Problem to solve.
Locate every line in the records below that contains the word "MACHINE", and copy each one.

Raw records.
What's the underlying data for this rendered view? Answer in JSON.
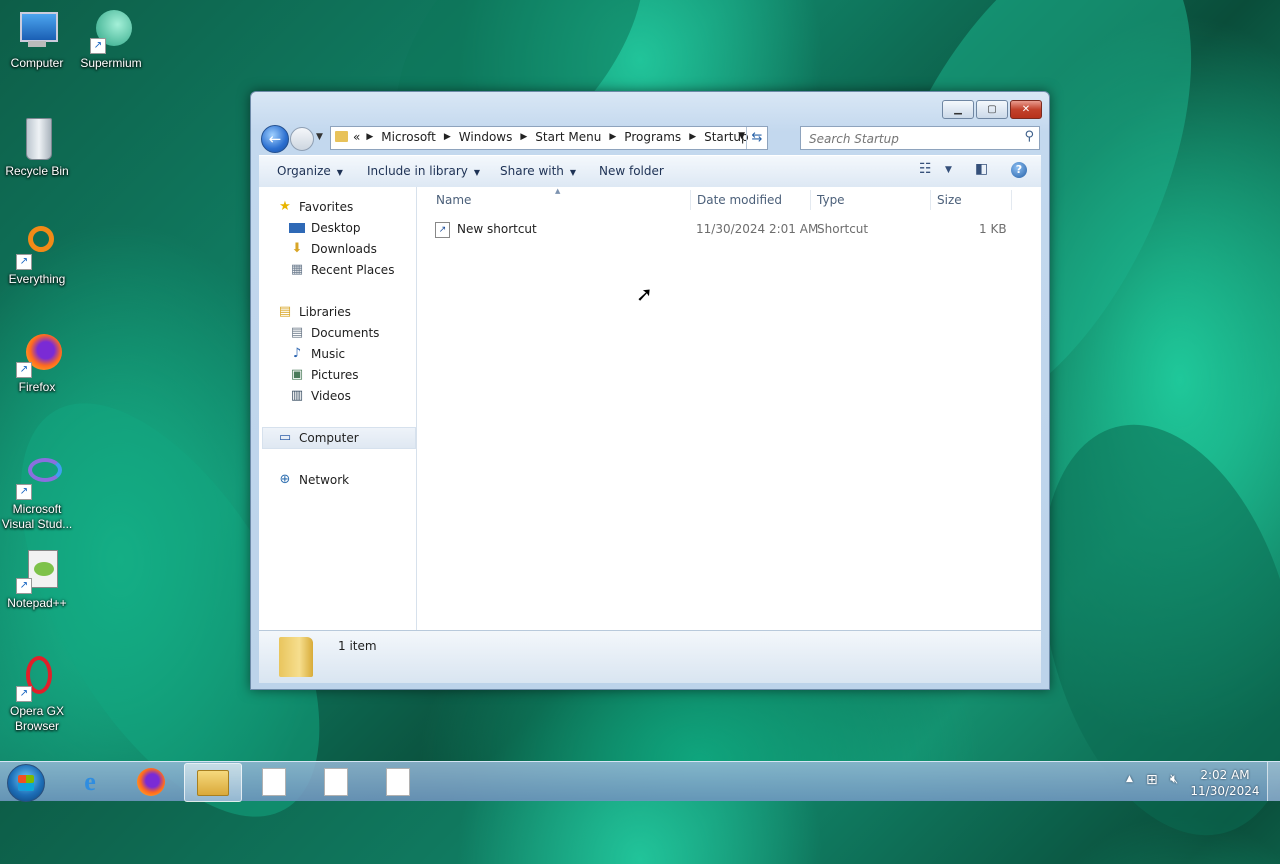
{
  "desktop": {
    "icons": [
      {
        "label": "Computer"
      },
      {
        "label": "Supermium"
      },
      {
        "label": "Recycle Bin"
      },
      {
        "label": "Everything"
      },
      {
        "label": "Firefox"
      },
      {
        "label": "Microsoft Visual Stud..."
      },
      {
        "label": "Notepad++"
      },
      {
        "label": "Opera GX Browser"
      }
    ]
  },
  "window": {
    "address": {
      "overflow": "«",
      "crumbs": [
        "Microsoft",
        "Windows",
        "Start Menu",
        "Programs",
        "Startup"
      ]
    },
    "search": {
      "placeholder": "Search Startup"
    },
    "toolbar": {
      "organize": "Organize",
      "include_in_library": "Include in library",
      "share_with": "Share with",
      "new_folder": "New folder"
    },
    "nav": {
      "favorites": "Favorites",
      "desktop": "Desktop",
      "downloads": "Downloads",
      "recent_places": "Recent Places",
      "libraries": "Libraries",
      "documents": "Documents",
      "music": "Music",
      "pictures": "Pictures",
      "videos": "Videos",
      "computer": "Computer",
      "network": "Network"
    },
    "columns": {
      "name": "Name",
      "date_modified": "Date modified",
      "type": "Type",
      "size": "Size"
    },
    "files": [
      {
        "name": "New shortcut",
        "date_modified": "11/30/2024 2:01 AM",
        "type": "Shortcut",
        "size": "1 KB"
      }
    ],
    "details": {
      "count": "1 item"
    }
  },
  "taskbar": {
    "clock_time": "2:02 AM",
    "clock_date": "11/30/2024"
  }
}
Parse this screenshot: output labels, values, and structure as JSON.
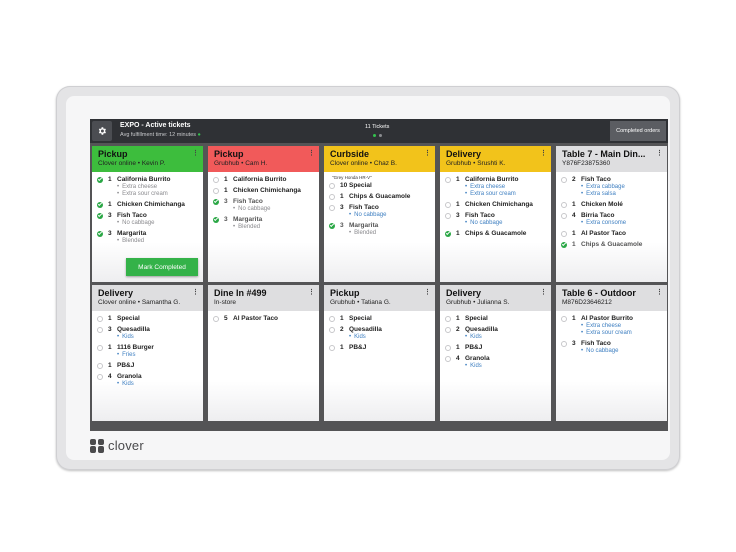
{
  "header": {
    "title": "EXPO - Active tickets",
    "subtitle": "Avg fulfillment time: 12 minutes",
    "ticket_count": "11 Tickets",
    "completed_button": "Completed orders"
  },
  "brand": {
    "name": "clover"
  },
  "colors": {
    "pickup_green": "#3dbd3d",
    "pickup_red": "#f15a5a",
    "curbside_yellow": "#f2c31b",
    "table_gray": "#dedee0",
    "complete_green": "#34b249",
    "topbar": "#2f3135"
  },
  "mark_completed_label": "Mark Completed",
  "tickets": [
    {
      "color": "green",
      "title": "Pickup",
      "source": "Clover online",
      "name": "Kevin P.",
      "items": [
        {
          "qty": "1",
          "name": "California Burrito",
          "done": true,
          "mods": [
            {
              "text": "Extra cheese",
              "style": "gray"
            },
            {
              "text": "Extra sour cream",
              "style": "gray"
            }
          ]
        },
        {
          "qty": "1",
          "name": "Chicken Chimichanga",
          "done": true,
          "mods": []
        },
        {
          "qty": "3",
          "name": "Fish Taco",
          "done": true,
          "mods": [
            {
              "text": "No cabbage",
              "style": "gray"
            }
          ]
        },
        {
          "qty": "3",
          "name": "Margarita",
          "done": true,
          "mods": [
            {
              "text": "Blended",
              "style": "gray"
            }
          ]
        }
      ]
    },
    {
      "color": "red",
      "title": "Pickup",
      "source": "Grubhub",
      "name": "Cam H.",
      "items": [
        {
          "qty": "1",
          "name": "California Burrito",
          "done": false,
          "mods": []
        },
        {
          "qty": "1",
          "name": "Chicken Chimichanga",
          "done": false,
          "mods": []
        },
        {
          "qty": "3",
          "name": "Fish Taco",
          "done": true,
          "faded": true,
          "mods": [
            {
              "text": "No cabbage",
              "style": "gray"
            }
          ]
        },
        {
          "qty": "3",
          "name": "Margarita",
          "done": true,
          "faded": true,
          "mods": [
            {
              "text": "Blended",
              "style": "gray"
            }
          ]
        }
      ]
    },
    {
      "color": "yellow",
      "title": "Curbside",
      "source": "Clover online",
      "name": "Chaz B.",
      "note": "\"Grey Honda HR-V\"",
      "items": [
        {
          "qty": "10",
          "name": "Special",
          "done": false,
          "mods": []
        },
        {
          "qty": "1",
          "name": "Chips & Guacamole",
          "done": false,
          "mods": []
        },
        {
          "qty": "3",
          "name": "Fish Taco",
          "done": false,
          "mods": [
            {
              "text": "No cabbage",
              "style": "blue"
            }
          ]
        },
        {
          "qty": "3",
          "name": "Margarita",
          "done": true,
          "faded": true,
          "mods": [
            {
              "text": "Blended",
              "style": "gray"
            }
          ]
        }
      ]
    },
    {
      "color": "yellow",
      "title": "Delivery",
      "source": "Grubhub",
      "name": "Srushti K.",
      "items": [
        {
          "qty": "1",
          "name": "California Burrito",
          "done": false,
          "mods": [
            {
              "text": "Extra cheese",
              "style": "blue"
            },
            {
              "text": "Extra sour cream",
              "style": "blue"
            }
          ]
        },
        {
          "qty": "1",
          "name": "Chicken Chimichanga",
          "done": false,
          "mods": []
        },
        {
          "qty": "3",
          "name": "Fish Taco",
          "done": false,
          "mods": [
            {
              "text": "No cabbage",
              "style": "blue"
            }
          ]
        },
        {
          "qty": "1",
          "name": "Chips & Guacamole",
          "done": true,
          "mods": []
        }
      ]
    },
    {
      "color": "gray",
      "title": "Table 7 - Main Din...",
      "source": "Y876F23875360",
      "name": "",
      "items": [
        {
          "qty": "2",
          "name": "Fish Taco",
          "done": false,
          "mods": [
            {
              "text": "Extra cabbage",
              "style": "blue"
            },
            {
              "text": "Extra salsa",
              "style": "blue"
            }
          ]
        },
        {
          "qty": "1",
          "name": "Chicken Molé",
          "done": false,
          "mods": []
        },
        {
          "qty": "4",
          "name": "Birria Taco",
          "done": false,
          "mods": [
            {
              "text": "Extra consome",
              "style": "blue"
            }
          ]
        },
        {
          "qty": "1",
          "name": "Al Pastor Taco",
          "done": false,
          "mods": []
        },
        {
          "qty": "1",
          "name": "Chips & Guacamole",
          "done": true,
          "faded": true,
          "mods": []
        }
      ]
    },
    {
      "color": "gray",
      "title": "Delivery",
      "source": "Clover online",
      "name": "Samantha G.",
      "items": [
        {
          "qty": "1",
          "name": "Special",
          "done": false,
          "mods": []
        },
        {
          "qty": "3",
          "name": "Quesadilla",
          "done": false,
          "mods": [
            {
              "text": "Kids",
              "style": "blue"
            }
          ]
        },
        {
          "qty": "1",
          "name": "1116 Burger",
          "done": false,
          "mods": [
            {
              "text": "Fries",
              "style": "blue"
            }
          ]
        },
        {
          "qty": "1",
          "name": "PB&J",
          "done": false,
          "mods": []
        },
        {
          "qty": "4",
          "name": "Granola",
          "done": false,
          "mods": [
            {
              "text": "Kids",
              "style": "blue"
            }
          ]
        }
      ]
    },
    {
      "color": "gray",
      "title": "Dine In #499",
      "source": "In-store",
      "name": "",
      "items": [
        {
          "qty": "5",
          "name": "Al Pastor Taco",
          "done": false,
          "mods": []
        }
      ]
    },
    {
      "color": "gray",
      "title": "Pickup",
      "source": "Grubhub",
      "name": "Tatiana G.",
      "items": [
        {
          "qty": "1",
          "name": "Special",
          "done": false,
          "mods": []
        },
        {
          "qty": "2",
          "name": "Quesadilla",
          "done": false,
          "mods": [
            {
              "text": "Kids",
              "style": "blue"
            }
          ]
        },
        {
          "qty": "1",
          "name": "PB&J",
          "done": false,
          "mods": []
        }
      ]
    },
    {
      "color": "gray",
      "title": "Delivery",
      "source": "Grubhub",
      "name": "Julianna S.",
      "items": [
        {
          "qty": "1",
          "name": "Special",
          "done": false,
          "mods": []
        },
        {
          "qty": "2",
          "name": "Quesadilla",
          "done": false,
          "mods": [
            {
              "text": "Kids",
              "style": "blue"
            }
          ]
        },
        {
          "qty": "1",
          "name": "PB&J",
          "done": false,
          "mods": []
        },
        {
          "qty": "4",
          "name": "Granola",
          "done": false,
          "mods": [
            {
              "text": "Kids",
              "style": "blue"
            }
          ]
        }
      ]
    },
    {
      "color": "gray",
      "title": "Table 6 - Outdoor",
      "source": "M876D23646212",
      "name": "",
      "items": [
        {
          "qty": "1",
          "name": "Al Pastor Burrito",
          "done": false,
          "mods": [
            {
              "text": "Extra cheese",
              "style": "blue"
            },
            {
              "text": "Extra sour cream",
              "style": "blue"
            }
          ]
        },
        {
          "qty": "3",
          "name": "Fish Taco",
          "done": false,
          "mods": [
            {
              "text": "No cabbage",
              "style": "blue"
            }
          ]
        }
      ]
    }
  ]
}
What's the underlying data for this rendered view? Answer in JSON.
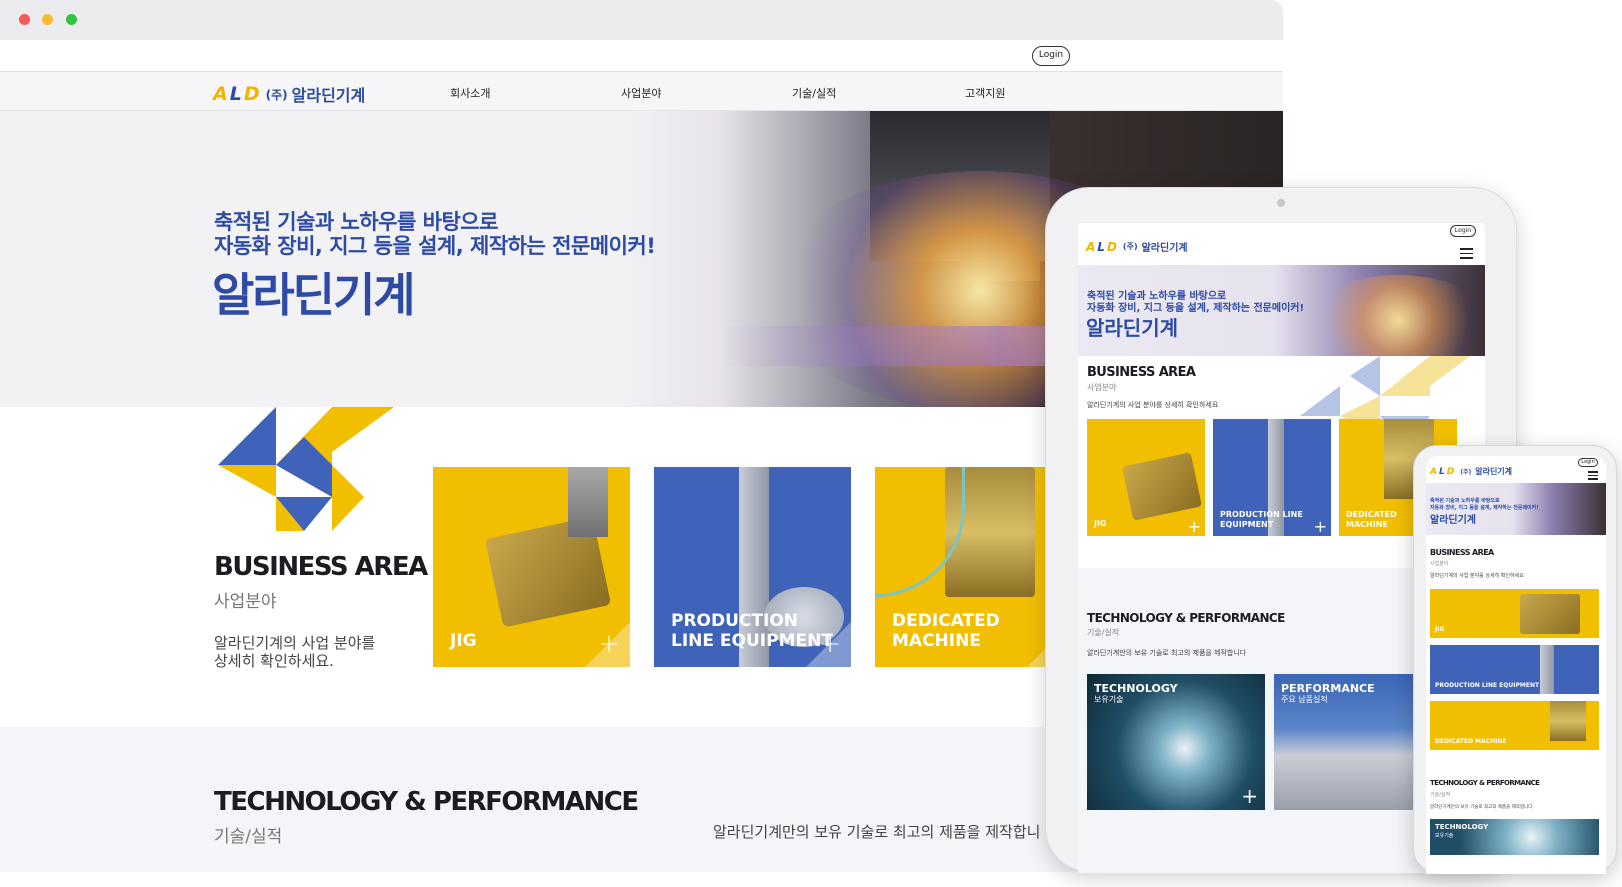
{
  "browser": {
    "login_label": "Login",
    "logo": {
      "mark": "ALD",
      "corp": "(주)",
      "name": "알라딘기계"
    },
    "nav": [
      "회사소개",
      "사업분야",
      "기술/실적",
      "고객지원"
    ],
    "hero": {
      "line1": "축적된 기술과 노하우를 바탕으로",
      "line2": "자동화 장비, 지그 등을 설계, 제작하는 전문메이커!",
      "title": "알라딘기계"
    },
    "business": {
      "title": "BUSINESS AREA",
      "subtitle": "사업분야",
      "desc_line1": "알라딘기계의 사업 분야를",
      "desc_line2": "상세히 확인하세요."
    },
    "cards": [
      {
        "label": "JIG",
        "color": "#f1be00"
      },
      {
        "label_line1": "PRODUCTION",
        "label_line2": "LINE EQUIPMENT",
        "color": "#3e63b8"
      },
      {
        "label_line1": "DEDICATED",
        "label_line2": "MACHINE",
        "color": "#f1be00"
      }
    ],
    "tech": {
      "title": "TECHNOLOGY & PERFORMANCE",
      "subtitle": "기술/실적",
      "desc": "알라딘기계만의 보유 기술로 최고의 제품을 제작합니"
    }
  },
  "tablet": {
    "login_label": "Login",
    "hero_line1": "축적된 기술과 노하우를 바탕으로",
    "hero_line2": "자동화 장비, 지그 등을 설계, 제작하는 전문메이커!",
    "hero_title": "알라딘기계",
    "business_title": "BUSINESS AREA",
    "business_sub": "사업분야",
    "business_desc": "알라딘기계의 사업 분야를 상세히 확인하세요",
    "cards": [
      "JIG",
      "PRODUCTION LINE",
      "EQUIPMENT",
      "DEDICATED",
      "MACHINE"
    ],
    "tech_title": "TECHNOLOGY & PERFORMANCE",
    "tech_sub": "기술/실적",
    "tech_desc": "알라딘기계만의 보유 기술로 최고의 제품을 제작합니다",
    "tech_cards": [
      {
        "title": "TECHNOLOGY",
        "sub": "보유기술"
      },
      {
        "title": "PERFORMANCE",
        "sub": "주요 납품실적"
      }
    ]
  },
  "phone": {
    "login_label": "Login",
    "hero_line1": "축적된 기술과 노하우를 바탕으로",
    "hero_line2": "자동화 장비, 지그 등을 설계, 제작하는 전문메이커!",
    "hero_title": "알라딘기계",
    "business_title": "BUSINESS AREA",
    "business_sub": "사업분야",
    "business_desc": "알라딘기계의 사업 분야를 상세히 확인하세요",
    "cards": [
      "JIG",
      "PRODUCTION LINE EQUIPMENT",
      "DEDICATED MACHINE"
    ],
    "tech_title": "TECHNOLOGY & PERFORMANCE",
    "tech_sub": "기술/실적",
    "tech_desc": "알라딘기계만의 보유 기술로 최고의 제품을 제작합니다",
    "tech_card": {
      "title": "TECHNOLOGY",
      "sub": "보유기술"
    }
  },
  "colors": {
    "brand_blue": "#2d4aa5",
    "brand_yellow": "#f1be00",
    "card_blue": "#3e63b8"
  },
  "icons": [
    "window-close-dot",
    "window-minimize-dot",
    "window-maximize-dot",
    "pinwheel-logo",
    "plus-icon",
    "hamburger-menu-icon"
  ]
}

The answer.
        "label_line2": "MACHINE",
      "MACHINE"
      "DEDICATED MACHINE"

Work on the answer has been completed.